DATASET RECORDS
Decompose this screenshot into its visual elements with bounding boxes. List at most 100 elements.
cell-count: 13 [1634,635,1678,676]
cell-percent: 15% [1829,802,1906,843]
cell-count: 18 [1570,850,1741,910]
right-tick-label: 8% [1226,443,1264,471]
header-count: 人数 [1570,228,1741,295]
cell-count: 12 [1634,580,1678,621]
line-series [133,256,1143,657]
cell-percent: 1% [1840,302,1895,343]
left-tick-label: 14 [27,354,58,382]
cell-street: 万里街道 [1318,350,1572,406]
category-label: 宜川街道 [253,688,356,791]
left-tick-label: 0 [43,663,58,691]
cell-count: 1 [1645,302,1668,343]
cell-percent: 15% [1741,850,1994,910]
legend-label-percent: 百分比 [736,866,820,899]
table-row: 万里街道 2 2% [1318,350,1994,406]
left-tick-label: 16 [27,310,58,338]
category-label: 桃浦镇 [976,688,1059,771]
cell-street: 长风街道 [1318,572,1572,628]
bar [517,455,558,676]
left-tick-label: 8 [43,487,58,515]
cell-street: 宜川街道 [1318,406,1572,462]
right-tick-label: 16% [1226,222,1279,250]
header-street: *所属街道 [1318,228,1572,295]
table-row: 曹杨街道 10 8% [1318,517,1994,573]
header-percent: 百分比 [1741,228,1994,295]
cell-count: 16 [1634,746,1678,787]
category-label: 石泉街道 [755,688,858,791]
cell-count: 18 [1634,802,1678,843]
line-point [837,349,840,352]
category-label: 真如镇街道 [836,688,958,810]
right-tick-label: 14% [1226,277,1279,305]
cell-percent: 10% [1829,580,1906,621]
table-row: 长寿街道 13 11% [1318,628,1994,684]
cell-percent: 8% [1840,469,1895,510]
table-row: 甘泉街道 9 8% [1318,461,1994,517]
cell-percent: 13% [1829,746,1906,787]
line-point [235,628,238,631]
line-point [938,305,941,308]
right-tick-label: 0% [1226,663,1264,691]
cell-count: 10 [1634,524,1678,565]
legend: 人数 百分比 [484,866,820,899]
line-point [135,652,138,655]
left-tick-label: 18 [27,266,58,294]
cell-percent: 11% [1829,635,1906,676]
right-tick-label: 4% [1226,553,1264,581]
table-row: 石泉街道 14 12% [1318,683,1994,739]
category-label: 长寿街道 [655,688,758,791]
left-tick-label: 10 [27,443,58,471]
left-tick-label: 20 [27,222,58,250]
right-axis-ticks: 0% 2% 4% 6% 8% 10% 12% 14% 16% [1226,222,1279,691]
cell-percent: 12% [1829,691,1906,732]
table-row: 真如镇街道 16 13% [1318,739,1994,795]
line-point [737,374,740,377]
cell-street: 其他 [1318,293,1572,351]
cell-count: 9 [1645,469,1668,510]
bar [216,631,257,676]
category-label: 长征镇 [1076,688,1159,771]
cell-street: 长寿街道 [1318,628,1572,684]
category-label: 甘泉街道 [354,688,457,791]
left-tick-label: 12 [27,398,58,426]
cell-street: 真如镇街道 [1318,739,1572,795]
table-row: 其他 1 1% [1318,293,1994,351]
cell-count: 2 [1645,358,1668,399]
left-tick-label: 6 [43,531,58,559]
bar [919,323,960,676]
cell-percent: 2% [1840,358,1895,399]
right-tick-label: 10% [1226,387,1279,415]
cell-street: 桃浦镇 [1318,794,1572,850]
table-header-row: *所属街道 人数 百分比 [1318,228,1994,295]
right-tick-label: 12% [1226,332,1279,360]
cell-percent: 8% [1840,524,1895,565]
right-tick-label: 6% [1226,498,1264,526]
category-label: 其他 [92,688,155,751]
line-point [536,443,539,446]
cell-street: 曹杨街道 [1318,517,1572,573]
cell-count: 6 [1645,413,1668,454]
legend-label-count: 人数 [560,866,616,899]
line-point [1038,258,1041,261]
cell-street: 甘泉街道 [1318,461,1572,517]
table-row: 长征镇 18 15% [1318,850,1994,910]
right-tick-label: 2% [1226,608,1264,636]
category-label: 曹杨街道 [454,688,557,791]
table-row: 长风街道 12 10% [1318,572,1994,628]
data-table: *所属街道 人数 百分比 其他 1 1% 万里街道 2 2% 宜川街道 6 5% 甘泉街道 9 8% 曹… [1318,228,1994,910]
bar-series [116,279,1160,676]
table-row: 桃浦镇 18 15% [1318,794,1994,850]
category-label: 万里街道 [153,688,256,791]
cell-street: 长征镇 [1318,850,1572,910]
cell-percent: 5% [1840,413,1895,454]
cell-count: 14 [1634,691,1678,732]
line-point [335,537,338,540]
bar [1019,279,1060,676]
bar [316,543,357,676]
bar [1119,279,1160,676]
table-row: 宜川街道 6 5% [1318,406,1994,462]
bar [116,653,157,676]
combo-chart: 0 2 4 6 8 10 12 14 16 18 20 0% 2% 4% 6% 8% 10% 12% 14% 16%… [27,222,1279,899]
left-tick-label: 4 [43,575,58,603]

THE PROBLEM
Output every line of the data above as a JSON list of strings, one string per line, leaving out any blank lines.

EXERCISE RESPONSE
[
  "Decompose this screenshot into its visual elements with bounding boxes. List at most 100 elements.",
  "cell-count: 13 [1634,635,1678,676]",
  "cell-percent: 15% [1829,802,1906,843]",
  "cell-count: 18 [1570,850,1741,910]",
  "right-tick-label: 8% [1226,443,1264,471]",
  "header-count: 人数 [1570,228,1741,295]",
  "cell-count: 12 [1634,580,1678,621]",
  "line-series [133,256,1143,657]",
  "cell-percent: 1% [1840,302,1895,343]",
  "left-tick-label: 14 [27,354,58,382]",
  "cell-street: 万里街道 [1318,350,1572,406]",
  "category-label: 宜川街道 [253,688,356,791]",
  "left-tick-label: 0 [43,663,58,691]",
  "cell-count: 1 [1645,302,1668,343]",
  "cell-percent: 15% [1741,850,1994,910]",
  "legend-label-percent: 百分比 [736,866,820,899]",
  "table-row: 万里街道 2 2% [1318,350,1994,406]",
  "left-tick-label: 16 [27,310,58,338]",
  "category-label: 桃浦镇 [976,688,1059,771]",
  "cell-street: 长风街道 [1318,572,1572,628]",
  "bar [517,455,558,676]",
  "left-tick-label: 8 [43,487,58,515]",
  "cell-street: 宜川街道 [1318,406,1572,462]",
  "right-tick-label: 16% [1226,222,1279,250]",
  "header-street: *所属街道 [1318,228,1572,295]",
  "table-row: 曹杨街道 10 8% [1318,517,1994,573]",
  "header-percent: 百分比 [1741,228,1994,295]",
  "cell-count: 16 [1634,746,1678,787]",
  "category-label: 石泉街道 [755,688,858,791]",
  "cell-count: 18 [1634,802,1678,843]",
  "line-point [837,349,840,352]",
  "category-label: 真如镇街道 [836,688,958,810]",
  "right-tick-label: 14% [1226,277,1279,305]",
  "cell-percent: 10% [1829,580,1906,621]",
  "table-row: 长寿街道 13 11% [1318,628,1994,684]",
  "cell-percent: 8% [1840,469,1895,510]",
  "table-row: 甘泉街道 9 8% [1318,461,1994,517]",
  "cell-percent: 13% [1829,746,1906,787]",
  "line-point [235,628,238,631]",
  "line-point [938,305,941,308]",
  "right-tick-label: 0% [1226,663,1264,691]",
  "cell-count: 10 [1634,524,1678,565]",
  "legend: 人数 百分比 [484,866,820,899]",
  "line-point [135,652,138,655]",
  "left-tick-label: 18 [27,266,58,294]",
  "cell-percent: 11% [1829,635,1906,676]",
  "right-tick-label: 4% [1226,553,1264,581]",
  "table-row: 石泉街道 14 12% [1318,683,1994,739]",
  "category-label: 长寿街道 [655,688,758,791]",
  "left-tick-label: 10 [27,443,58,471]",
  "left-tick-label: 20 [27,222,58,250]",
  "right-axis-ticks: 0% 2% 4% 6% 8% 10% 12% 14% 16% [1226,222,1279,691]",
  "cell-percent: 12% [1829,691,1906,732]",
  "table-row: 真如镇街道 16 13% [1318,739,1994,795]",
  "line-point [737,374,740,377]",
  "cell-street: 其他 [1318,293,1572,351]",
  "cell-count: 9 [1645,469,1668,510]",
  "bar [216,631,257,676]",
  "category-label: 长征镇 [1076,688,1159,771]",
  "cell-street: 长寿街道 [1318,628,1572,684]",
  "category-label: 甘泉街道 [354,688,457,791]",
  "left-tick-label: 12 [27,398,58,426]",
  "cell-street: 真如镇街道 [1318,739,1572,795]",
  "table-row: 其他 1 1% [1318,293,1994,351]",
  "cell-count: 2 [1645,358,1668,399]",
  "left-tick-label: 6 [43,531,58,559]",
  "bar [919,323,960,676]",
  "cell-percent: 2% [1840,358,1895,399]",
  "right-tick-label: 10% [1226,387,1279,415]",
  "cell-street: 桃浦镇 [1318,794,1572,850]",
  "table-header-row: *所属街道 人数 百分比 [1318,228,1994,295]",
  "right-tick-label: 12% [1226,332,1279,360]",
  "cell-percent: 8% [1840,524,1895,565]",
  "right-tick-label: 6% [1226,498,1264,526]",
  "category-label: 其他 [92,688,155,751]",
  "line-point [536,443,539,446]",
  "cell-street: 曹杨街道 [1318,517,1572,573]",
  "cell-count: 6 [1645,413,1668,454]",
  "legend-label-count: 人数 [560,866,616,899]",
  "line-point [1038,258,1041,261]",
  "cell-street: 甘泉街道 [1318,461,1572,517]",
  "table-row: 长征镇 18 15% [1318,850,1994,910]",
  "right-tick-label: 2% [1226,608,1264,636]",
  "category-label: 曹杨街道 [454,688,557,791]",
  "table-row: 长风街道 12 10% [1318,572,1994,628]",
  "data-table: *所属街道 人数 百分比 其他 1 1% 万里街道 2 2% 宜川街道 6 5% 甘泉街道 9 8% 曹… [1318,228,1994,910]",
  "bar-series [116,279,1160,676]",
  "table-row: 桃浦镇 18 15% [1318,794,1994,850]",
  "category-label: 万里街道 [153,688,256,791]",
  "cell-street: 长征镇 [1318,850,1572,910]",
  "cell-percent: 5% [1840,413,1895,454]",
  "cell-count: 14 [1634,691,1678,732]",
  "line-point [335,537,338,540]",
  "bar [1019,279,1060,676]",
  "bar [316,543,357,676]",
  "bar [1119,279,1160,676]",
  "table-row: 宜川街道 6 5% [1318,406,1994,462]",
  "bar [116,653,157,676]",
  "combo-chart: 0 2 4 6 8 10 12 14 16 18 20 0% 2% 4% 6% 8% 10% 12% 14% 16%… [27,222,1279,899]",
  "left-tick-label: 4 [43,575,58,603]"
]